Dataset items
= = = = =
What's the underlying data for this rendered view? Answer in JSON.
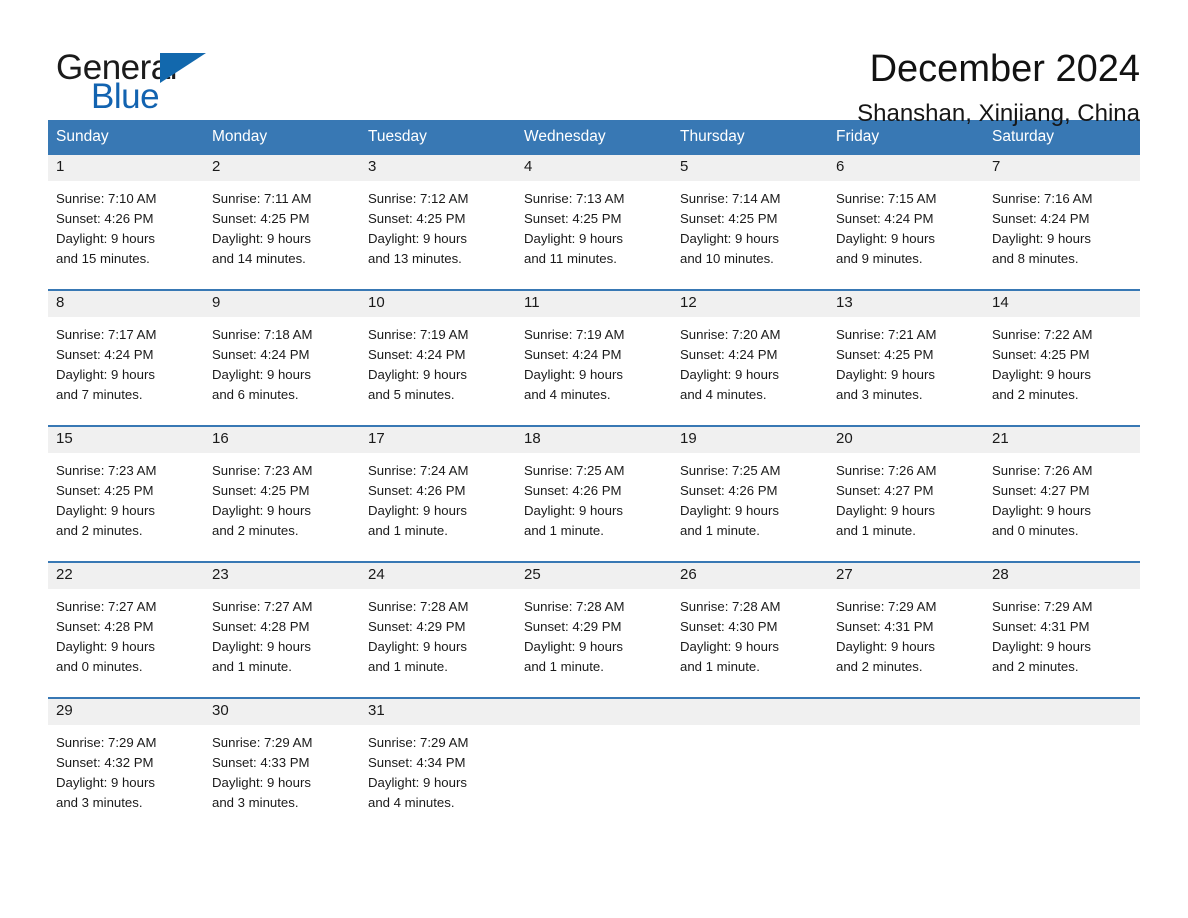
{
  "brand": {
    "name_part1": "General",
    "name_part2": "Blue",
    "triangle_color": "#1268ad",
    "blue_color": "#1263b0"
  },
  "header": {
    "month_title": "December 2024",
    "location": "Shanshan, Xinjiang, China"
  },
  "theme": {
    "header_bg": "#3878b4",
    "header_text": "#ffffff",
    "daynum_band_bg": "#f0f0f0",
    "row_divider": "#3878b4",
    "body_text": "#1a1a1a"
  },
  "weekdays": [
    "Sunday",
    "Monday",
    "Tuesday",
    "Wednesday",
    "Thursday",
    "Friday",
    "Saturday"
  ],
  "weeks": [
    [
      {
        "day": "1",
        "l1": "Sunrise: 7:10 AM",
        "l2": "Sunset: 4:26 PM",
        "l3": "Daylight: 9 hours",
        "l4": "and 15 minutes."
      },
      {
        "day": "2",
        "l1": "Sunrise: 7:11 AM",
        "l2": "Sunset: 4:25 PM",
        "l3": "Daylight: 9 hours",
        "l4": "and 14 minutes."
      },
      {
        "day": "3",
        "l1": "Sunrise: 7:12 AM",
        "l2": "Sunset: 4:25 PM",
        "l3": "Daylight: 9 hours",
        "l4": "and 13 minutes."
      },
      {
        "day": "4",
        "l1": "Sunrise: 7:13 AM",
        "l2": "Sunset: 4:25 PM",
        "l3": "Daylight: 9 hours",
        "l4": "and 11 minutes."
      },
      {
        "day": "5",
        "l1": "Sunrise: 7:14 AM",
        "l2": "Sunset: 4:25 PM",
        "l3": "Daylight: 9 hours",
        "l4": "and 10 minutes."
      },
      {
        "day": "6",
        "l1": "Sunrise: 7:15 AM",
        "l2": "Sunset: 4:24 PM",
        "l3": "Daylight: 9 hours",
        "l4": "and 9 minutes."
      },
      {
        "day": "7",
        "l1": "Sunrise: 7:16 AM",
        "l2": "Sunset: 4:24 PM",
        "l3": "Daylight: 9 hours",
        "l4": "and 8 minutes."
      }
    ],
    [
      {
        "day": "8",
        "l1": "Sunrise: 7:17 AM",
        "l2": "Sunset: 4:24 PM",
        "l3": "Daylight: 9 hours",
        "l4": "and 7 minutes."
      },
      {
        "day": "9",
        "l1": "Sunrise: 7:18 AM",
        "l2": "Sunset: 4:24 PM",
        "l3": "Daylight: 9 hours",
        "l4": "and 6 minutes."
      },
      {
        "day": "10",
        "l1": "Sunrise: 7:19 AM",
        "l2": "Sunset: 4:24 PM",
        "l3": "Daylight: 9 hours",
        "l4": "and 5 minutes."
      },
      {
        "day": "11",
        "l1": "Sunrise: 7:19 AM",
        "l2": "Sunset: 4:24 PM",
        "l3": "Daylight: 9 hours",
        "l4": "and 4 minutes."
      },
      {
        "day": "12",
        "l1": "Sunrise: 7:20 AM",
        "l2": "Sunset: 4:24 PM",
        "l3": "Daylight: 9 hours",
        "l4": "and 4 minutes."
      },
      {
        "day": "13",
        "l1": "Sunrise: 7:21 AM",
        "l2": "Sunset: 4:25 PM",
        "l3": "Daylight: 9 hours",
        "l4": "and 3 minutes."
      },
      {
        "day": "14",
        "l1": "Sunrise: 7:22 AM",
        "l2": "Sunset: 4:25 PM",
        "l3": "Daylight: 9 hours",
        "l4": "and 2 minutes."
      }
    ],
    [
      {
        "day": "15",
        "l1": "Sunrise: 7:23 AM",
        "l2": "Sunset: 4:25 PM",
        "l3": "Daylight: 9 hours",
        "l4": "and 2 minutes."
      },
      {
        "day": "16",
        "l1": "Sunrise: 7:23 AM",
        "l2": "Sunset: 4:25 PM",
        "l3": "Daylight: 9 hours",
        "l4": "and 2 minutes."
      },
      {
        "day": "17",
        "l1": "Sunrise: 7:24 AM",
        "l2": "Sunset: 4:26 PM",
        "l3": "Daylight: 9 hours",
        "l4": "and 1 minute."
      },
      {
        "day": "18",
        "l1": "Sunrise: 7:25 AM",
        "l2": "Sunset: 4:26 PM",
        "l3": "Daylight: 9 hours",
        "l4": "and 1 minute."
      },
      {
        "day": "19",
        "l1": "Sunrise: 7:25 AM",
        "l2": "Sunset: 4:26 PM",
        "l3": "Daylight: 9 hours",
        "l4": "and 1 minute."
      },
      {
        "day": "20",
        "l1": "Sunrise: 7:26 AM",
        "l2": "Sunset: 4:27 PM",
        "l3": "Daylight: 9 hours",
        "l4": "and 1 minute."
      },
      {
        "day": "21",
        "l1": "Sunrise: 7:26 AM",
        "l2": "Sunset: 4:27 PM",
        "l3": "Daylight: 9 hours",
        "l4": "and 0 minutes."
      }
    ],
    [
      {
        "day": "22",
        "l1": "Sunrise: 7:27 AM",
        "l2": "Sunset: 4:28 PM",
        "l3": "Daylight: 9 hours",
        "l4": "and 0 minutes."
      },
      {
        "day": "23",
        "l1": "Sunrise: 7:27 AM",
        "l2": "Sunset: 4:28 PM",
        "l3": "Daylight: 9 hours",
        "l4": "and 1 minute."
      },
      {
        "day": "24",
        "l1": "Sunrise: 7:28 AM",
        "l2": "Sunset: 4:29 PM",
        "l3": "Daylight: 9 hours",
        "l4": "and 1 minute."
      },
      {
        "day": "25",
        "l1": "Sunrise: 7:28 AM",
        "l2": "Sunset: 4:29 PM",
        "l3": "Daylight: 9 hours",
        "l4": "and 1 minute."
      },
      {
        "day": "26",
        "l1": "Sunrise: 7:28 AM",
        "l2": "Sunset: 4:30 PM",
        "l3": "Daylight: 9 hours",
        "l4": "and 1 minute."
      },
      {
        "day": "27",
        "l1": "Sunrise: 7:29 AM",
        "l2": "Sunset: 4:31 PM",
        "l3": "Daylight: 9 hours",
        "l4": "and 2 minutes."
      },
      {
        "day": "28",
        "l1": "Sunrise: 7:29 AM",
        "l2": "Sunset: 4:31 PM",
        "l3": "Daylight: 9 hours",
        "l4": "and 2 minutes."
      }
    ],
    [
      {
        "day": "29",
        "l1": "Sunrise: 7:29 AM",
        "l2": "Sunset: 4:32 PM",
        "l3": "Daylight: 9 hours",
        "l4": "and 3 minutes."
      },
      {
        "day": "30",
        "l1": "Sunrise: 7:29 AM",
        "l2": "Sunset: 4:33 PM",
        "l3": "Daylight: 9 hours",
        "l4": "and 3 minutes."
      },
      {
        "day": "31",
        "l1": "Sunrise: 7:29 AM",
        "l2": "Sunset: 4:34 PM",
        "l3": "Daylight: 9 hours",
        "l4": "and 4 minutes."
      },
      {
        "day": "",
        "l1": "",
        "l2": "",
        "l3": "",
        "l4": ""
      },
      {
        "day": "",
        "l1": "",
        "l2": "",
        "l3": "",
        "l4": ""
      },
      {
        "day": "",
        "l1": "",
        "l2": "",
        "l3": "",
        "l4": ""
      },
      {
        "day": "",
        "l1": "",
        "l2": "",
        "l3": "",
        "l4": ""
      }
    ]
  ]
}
= = = = =
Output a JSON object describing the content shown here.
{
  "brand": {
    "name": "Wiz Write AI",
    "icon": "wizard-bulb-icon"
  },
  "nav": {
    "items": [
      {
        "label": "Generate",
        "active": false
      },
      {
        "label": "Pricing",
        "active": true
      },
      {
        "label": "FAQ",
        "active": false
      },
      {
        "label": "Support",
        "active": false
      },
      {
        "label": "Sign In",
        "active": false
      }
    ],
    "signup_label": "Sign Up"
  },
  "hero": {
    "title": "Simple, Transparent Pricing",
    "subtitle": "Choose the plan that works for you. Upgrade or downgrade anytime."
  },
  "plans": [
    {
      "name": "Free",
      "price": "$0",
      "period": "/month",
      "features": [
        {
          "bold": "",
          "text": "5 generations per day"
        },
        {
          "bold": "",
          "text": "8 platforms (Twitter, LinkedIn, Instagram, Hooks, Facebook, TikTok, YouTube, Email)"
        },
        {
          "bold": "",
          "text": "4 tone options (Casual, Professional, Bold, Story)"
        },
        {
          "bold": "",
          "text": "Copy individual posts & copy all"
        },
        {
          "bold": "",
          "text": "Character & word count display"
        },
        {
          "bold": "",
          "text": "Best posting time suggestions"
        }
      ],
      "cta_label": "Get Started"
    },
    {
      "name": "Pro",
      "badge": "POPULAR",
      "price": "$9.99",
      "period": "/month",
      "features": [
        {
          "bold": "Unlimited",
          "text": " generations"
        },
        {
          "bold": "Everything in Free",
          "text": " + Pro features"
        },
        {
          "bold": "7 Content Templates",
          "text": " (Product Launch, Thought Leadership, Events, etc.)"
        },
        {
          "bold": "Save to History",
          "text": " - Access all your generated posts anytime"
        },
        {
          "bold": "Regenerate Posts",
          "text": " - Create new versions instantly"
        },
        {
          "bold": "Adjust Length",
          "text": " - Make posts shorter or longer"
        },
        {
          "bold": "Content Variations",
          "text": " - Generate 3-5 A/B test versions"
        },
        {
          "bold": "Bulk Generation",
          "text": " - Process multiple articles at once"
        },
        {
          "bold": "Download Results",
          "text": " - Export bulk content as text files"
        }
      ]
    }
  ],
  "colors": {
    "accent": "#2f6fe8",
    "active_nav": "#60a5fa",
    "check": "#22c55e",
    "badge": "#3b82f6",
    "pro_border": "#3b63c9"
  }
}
= = = = =
### Your instructions
State the number of lines in the data that include the string "anytime", and add nothing else.

### Response for this exercise
2